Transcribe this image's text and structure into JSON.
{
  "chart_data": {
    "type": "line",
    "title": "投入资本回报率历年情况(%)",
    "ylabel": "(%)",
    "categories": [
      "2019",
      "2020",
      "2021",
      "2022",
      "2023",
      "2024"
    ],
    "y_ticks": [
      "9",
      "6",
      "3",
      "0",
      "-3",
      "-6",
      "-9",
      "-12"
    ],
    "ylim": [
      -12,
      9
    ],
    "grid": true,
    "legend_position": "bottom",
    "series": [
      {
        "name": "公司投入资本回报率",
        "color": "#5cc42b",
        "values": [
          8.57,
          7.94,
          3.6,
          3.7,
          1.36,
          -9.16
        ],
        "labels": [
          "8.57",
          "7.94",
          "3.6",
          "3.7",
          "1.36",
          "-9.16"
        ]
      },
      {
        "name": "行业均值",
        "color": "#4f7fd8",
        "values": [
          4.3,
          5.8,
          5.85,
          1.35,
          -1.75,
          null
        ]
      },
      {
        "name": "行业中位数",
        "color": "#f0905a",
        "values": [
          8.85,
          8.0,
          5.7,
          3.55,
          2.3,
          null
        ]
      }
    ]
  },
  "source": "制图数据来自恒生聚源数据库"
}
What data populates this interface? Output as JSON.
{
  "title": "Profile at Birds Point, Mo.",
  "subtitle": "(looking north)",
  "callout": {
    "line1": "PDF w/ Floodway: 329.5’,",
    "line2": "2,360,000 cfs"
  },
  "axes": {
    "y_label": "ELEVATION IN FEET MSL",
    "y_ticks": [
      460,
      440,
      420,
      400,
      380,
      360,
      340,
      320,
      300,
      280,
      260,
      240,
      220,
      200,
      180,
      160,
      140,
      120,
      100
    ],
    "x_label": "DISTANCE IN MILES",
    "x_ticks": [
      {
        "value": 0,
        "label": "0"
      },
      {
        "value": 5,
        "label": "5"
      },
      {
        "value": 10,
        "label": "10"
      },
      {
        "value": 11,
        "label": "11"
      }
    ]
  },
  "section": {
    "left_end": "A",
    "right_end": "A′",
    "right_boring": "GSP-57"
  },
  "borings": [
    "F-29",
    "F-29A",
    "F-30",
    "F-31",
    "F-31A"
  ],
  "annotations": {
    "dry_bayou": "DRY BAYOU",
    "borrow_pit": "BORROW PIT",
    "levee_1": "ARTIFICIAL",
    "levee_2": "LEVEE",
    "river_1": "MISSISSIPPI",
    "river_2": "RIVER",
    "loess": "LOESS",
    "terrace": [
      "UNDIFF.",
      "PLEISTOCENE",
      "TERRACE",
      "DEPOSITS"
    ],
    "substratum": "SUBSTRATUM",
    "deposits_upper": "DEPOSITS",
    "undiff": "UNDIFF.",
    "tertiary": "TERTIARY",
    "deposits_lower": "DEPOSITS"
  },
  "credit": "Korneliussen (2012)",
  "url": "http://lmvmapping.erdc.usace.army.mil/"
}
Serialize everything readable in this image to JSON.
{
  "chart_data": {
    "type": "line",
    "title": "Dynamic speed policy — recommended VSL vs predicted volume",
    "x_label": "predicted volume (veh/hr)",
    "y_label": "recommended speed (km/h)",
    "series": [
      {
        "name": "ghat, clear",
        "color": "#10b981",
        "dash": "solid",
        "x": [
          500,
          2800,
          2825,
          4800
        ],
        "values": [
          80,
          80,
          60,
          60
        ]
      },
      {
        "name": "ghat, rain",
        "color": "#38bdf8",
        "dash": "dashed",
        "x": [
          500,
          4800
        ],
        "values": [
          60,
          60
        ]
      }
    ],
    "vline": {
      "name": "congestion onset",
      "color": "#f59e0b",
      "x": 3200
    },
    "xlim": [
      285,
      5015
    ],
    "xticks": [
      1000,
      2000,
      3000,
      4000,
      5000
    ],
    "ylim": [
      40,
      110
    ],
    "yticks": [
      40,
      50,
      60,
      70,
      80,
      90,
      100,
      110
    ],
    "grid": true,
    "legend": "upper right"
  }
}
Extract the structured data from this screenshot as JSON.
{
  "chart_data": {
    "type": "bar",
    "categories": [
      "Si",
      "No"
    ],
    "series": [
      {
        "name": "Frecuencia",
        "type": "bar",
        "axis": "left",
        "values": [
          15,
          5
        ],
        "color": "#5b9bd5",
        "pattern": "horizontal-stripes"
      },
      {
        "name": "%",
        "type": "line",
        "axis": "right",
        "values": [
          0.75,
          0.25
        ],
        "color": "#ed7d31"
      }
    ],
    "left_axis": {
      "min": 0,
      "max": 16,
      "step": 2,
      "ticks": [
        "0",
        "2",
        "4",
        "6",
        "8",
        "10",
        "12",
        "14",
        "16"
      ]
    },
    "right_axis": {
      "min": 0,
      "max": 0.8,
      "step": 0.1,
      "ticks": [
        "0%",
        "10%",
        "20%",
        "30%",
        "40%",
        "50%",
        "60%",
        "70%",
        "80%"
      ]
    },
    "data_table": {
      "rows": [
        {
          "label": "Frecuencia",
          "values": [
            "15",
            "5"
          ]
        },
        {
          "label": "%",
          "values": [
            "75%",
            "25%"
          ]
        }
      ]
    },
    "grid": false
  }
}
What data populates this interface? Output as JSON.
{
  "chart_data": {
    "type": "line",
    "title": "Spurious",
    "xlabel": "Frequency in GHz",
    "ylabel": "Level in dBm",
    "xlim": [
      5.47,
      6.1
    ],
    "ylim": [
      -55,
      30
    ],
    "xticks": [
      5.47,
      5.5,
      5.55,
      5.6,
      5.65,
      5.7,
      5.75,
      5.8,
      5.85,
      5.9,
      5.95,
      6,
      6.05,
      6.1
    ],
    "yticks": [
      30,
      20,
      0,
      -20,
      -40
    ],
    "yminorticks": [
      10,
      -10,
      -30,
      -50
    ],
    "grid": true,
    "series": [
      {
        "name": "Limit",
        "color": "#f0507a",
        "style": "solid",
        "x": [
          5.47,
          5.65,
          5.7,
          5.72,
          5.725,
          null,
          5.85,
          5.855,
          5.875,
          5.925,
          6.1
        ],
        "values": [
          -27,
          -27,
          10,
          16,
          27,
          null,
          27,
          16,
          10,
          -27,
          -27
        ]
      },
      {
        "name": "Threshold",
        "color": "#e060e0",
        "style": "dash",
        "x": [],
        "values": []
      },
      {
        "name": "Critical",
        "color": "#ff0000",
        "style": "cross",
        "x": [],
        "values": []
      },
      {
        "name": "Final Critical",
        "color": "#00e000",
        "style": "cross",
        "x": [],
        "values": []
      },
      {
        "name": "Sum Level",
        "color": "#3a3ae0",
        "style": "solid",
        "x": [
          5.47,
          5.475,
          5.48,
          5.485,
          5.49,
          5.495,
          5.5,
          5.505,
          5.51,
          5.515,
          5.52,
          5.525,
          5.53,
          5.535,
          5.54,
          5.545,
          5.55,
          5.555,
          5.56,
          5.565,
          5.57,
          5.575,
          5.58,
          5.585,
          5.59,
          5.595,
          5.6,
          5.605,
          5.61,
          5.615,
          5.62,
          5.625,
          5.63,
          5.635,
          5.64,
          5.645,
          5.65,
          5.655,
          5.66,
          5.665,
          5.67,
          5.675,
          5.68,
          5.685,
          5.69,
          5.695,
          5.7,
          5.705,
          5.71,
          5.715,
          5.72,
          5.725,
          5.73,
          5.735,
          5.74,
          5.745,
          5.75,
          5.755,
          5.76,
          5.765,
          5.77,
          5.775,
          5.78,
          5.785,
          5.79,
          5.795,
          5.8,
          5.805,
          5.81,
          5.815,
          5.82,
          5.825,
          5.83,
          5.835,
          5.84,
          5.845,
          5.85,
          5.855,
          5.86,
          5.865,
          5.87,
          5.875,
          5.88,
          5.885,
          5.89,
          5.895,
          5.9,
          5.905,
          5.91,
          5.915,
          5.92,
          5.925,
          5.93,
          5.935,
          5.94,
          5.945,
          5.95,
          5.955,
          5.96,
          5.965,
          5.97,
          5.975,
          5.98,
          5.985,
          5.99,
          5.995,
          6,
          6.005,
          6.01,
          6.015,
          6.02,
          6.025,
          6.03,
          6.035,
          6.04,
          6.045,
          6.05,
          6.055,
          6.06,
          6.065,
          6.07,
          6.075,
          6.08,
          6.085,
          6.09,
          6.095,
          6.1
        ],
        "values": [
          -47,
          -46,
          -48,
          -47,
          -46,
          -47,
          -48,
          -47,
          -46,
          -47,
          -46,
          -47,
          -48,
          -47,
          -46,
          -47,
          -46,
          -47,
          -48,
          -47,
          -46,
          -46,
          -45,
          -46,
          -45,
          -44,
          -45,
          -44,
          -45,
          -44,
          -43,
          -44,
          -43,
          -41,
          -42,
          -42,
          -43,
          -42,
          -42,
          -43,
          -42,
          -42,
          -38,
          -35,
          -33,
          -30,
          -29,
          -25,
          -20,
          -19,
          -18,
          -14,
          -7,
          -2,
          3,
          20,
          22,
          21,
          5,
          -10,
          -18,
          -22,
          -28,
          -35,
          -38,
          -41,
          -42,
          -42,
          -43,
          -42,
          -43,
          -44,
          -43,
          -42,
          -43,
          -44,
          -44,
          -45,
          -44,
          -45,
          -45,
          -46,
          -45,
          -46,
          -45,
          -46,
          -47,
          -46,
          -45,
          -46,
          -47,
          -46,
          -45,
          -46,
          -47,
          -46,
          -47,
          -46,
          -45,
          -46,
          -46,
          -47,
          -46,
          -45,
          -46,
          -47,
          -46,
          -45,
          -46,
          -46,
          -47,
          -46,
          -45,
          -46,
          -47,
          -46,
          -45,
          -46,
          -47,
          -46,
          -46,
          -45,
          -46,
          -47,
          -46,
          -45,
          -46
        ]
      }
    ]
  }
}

▸ Stated exercise
Filter the entries above down to the lines containing the word "predicted".

▸ Written solution
    "title": "Dynamic speed policy — recommended VSL vs predicted volume",
    "x_label": "predicted volume (veh/hr)",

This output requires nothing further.